EXERCISE GOAL: Write out every record in full, exactly as written, please.

Dataset entries
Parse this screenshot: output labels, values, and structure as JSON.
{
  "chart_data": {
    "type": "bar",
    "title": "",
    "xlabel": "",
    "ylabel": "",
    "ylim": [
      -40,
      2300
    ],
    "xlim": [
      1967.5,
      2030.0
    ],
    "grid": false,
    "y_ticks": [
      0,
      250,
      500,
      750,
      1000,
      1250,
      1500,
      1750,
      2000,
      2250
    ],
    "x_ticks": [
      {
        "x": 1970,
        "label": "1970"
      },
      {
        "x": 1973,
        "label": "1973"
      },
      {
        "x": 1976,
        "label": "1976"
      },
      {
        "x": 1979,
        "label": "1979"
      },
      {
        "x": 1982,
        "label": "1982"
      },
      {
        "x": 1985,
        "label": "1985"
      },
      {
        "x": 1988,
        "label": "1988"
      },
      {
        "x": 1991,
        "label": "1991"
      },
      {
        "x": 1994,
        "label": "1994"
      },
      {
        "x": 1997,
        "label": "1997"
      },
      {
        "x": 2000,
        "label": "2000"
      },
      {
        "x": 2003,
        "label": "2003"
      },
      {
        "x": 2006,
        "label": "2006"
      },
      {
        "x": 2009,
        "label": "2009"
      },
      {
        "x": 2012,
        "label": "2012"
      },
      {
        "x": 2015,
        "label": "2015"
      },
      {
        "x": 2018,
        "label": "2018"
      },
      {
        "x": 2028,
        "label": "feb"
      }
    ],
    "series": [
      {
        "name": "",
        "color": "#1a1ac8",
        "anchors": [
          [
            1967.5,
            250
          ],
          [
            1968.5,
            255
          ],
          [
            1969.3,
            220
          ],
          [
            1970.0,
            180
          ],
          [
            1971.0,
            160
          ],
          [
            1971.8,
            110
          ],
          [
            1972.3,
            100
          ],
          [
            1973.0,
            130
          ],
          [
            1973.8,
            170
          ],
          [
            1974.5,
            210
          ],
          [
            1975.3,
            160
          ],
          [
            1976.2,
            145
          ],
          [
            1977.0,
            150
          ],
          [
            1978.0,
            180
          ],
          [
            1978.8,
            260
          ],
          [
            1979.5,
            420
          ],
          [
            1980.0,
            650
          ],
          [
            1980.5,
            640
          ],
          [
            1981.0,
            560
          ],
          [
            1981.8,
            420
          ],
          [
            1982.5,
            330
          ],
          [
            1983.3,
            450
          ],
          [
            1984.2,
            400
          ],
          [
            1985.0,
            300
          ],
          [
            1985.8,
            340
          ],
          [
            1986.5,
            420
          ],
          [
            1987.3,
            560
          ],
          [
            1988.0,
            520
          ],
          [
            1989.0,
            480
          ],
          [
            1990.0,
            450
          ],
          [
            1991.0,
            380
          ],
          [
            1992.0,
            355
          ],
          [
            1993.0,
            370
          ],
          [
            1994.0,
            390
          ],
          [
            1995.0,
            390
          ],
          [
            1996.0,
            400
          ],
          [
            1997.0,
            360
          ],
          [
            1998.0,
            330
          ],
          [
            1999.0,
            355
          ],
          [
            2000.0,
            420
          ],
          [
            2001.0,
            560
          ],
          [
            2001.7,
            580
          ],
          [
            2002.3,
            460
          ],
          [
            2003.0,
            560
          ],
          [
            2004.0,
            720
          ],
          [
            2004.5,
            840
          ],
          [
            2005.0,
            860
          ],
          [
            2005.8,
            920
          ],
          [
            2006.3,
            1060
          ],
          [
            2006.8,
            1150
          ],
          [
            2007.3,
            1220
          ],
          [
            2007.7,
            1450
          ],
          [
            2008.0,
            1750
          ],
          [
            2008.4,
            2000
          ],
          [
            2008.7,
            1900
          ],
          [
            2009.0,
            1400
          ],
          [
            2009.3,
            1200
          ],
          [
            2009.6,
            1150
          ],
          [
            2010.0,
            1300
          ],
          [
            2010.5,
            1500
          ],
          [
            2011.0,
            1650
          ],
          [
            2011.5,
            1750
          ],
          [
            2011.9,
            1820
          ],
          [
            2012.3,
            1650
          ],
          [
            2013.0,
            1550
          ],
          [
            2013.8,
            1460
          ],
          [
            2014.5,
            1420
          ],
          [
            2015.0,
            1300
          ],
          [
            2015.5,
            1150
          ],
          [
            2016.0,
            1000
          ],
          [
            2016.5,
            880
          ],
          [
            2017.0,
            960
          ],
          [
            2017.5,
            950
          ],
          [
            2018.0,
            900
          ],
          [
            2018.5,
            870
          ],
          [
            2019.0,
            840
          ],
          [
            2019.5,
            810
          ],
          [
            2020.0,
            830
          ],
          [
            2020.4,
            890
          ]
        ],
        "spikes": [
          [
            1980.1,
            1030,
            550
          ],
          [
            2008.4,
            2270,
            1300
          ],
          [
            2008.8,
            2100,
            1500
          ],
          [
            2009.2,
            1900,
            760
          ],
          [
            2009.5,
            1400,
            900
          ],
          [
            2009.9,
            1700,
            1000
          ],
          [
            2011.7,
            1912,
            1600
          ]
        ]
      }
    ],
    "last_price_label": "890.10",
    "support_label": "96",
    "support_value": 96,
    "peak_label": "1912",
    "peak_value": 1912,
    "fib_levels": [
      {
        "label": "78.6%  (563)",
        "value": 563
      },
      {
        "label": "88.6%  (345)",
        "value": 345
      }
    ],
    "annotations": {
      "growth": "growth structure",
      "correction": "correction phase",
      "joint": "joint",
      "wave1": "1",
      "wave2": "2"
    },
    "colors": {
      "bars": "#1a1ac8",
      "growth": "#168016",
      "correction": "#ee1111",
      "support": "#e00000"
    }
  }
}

EXERCISE RESPONSE:
Parse this screenshot: output labels, values, and structure as JSON.
{
  "chart_data": {
    "type": "bar",
    "title": "",
    "xlabel": "",
    "ylabel": "",
    "ylim": [
      -40,
      2300
    ],
    "xlim": [
      1967.5,
      2030.0
    ],
    "grid": false,
    "y_ticks": [
      0,
      250,
      500,
      750,
      1000,
      1250,
      1500,
      1750,
      2000,
      2250
    ],
    "x_ticks": [
      {
        "x": 1970,
        "label": "1970"
      },
      {
        "x": 1973,
        "label": "1973"
      },
      {
        "x": 1976,
        "label": "1976"
      },
      {
        "x": 1979,
        "label": "1979"
      },
      {
        "x": 1982,
        "label": "1982"
      },
      {
        "x": 1985,
        "label": "1985"
      },
      {
        "x": 1988,
        "label": "1988"
      },
      {
        "x": 1991,
        "label": "1991"
      },
      {
        "x": 1994,
        "label": "1994"
      },
      {
        "x": 1997,
        "label": "1997"
      },
      {
        "x": 2000,
        "label": "2000"
      },
      {
        "x": 2003,
        "label": "2003"
      },
      {
        "x": 2006,
        "label": "2006"
      },
      {
        "x": 2009,
        "label": "2009"
      },
      {
        "x": 2012,
        "label": "2012"
      },
      {
        "x": 2015,
        "label": "2015"
      },
      {
        "x": 2018,
        "label": "2018"
      },
      {
        "x": 2028,
        "label": "feb"
      }
    ],
    "series": [
      {
        "name": "",
        "color": "#1a1ac8",
        "anchors": [
          [
            1967.5,
            250
          ],
          [
            1968.5,
            255
          ],
          [
            1969.3,
            220
          ],
          [
            1970.0,
            180
          ],
          [
            1971.0,
            160
          ],
          [
            1971.8,
            110
          ],
          [
            1972.3,
            100
          ],
          [
            1973.0,
            130
          ],
          [
            1973.8,
            170
          ],
          [
            1974.5,
            210
          ],
          [
            1975.3,
            160
          ],
          [
            1976.2,
            145
          ],
          [
            1977.0,
            150
          ],
          [
            1978.0,
            180
          ],
          [
            1978.8,
            260
          ],
          [
            1979.5,
            420
          ],
          [
            1980.0,
            650
          ],
          [
            1980.5,
            640
          ],
          [
            1981.0,
            560
          ],
          [
            1981.8,
            420
          ],
          [
            1982.5,
            330
          ],
          [
            1983.3,
            450
          ],
          [
            1984.2,
            400
          ],
          [
            1985.0,
            300
          ],
          [
            1985.8,
            340
          ],
          [
            1986.5,
            420
          ],
          [
            1987.3,
            560
          ],
          [
            1988.0,
            520
          ],
          [
            1989.0,
            480
          ],
          [
            1990.0,
            450
          ],
          [
            1991.0,
            380
          ],
          [
            1992.0,
            355
          ],
          [
            1993.0,
            370
          ],
          [
            1994.0,
            390
          ],
          [
            1995.0,
            390
          ],
          [
            1996.0,
            400
          ],
          [
            1997.0,
            360
          ],
          [
            1998.0,
            330
          ],
          [
            1999.0,
            355
          ],
          [
            2000.0,
            420
          ],
          [
            2001.0,
            560
          ],
          [
            2001.7,
            580
          ],
          [
            2002.3,
            460
          ],
          [
            2003.0,
            560
          ],
          [
            2004.0,
            720
          ],
          [
            2004.5,
            840
          ],
          [
            2005.0,
            860
          ],
          [
            2005.8,
            920
          ],
          [
            2006.3,
            1060
          ],
          [
            2006.8,
            1150
          ],
          [
            2007.3,
            1220
          ],
          [
            2007.7,
            1450
          ],
          [
            2008.0,
            1750
          ],
          [
            2008.4,
            2000
          ],
          [
            2008.7,
            1900
          ],
          [
            2009.0,
            1400
          ],
          [
            2009.3,
            1200
          ],
          [
            2009.6,
            1150
          ],
          [
            2010.0,
            1300
          ],
          [
            2010.5,
            1500
          ],
          [
            2011.0,
            1650
          ],
          [
            2011.5,
            1750
          ],
          [
            2011.9,
            1820
          ],
          [
            2012.3,
            1650
          ],
          [
            2013.0,
            1550
          ],
          [
            2013.8,
            1460
          ],
          [
            2014.5,
            1420
          ],
          [
            2015.0,
            1300
          ],
          [
            2015.5,
            1150
          ],
          [
            2016.0,
            1000
          ],
          [
            2016.5,
            880
          ],
          [
            2017.0,
            960
          ],
          [
            2017.5,
            950
          ],
          [
            2018.0,
            900
          ],
          [
            2018.5,
            870
          ],
          [
            2019.0,
            840
          ],
          [
            2019.5,
            810
          ],
          [
            2020.0,
            830
          ],
          [
            2020.4,
            890
          ]
        ],
        "spikes": [
          [
            1980.1,
            1030,
            550
          ],
          [
            2008.4,
            2270,
            1300
          ],
          [
            2008.8,
            2100,
            1500
          ],
          [
            2009.2,
            1900,
            760
          ],
          [
            2009.5,
            1400,
            900
          ],
          [
            2009.9,
            1700,
            1000
          ],
          [
            2011.7,
            1912,
            1600
          ]
        ]
      }
    ],
    "last_price_label": "890.10",
    "support_label": "96",
    "support_value": 96,
    "peak_label": "1912",
    "peak_value": 1912,
    "fib_levels": [
      {
        "label": "78.6%  (563)",
        "value": 563
      },
      {
        "label": "88.6%  (345)",
        "value": 345
      }
    ],
    "annotations": {
      "growth": "growth structure",
      "correction": "correction phase",
      "joint": "joint",
      "wave1": "1",
      "wave2": "2"
    },
    "colors": {
      "bars": "#1a1ac8",
      "growth": "#168016",
      "correction": "#ee1111",
      "support": "#e00000"
    }
  }
}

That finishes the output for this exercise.